DIRECTIONS FOR THIS TASK:
Extract all lines in the data that contain the word "text".

PROVIDED INFORMATION:

--- --- ---

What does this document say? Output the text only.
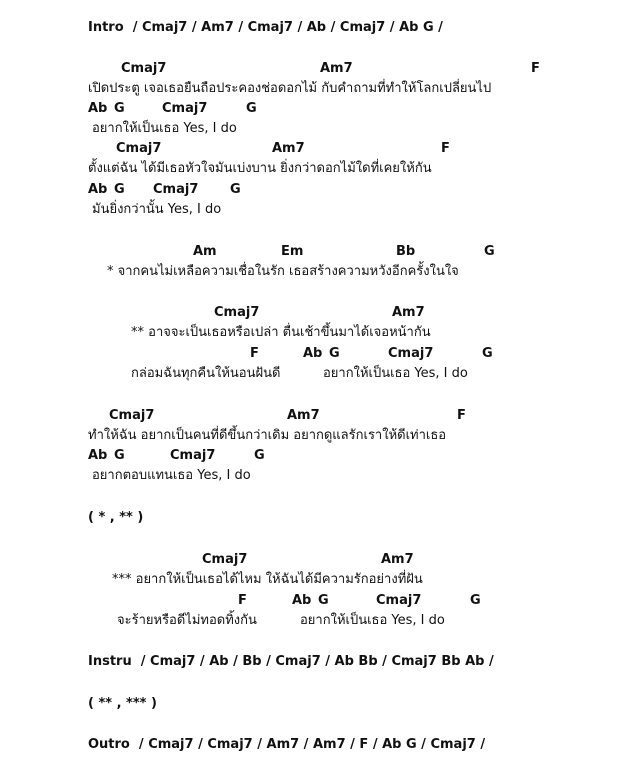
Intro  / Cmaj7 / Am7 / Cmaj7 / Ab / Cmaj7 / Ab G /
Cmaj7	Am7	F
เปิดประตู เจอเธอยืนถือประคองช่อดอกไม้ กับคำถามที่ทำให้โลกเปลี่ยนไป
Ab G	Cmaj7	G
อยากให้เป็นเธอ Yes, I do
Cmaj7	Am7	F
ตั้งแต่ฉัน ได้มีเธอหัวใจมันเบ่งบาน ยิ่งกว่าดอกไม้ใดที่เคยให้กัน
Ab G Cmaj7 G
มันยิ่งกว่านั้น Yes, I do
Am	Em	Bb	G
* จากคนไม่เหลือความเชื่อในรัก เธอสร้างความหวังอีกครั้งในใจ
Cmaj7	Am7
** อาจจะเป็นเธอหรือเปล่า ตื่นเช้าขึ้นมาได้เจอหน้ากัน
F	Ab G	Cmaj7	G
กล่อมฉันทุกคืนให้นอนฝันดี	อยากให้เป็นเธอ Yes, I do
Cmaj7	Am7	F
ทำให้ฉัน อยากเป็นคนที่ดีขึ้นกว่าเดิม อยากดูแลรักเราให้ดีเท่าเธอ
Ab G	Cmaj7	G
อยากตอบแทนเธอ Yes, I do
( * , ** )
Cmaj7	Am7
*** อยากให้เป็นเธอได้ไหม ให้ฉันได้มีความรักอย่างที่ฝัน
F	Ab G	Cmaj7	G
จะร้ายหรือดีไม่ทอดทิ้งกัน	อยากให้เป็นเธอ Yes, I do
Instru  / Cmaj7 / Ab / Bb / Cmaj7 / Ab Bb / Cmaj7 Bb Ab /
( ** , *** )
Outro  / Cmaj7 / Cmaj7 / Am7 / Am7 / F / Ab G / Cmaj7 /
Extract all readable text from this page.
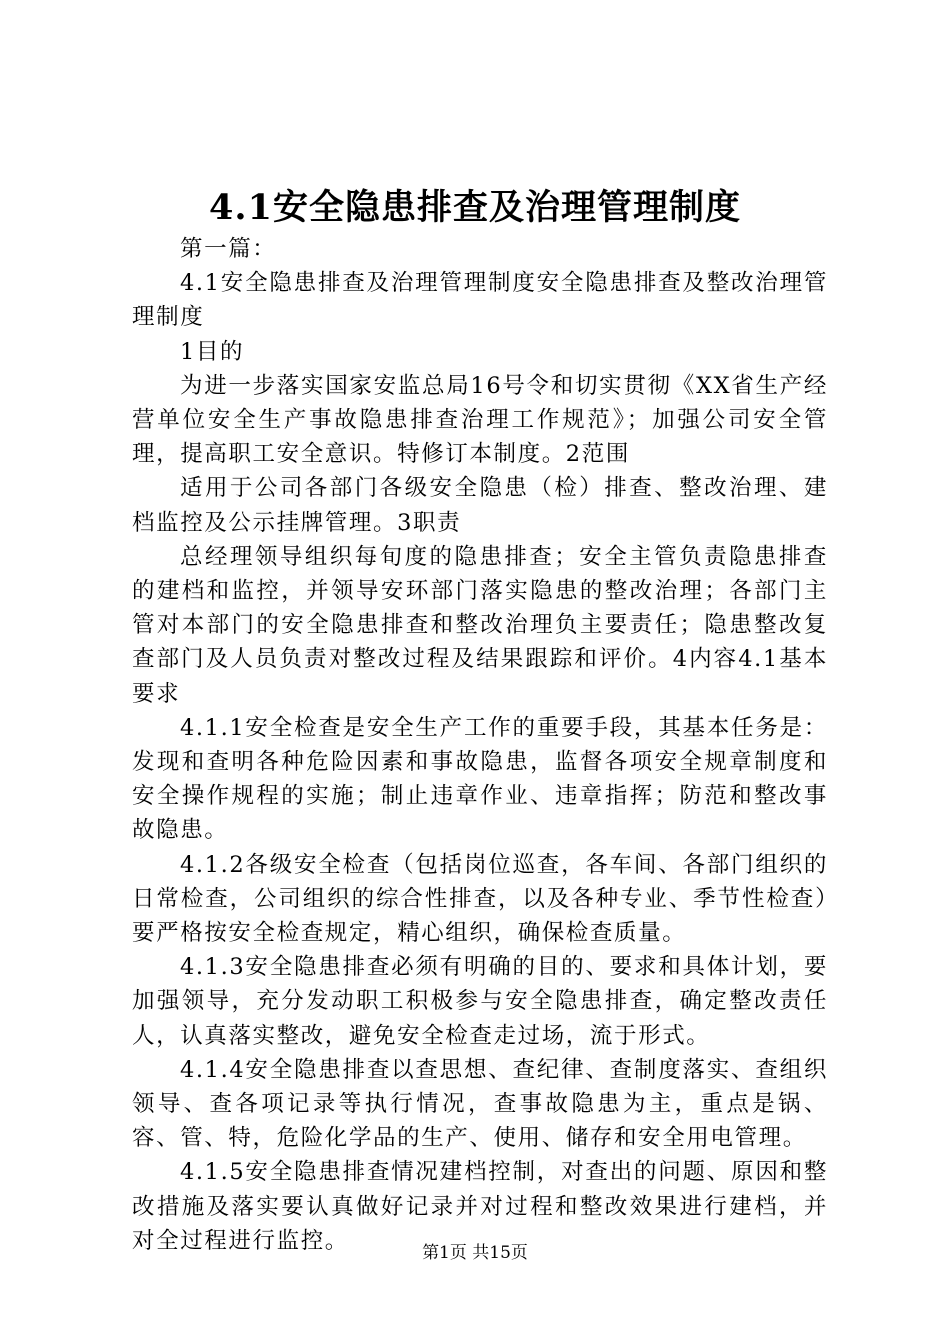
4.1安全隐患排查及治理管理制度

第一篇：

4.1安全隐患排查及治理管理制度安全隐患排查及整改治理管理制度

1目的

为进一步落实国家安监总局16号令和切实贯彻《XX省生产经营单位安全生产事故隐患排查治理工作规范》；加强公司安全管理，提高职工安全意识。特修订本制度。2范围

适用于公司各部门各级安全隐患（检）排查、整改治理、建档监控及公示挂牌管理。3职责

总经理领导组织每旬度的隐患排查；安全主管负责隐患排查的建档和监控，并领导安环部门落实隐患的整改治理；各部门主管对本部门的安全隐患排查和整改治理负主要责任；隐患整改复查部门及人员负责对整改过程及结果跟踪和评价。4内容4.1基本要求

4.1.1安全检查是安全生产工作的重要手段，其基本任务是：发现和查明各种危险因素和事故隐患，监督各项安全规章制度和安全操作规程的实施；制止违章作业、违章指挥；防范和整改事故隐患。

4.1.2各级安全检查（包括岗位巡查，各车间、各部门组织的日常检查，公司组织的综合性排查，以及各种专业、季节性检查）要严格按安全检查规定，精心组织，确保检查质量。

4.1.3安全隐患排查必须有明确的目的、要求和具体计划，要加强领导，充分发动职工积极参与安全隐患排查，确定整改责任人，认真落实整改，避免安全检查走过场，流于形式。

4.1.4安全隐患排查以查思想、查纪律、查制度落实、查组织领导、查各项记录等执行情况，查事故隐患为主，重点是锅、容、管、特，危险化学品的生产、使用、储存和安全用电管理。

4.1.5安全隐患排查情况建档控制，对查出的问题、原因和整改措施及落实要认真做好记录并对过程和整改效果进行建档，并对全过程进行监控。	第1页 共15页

--- --- ---

FULL SOLUTION:
What does this document say? Output the text only.
Extract all readable text from this page.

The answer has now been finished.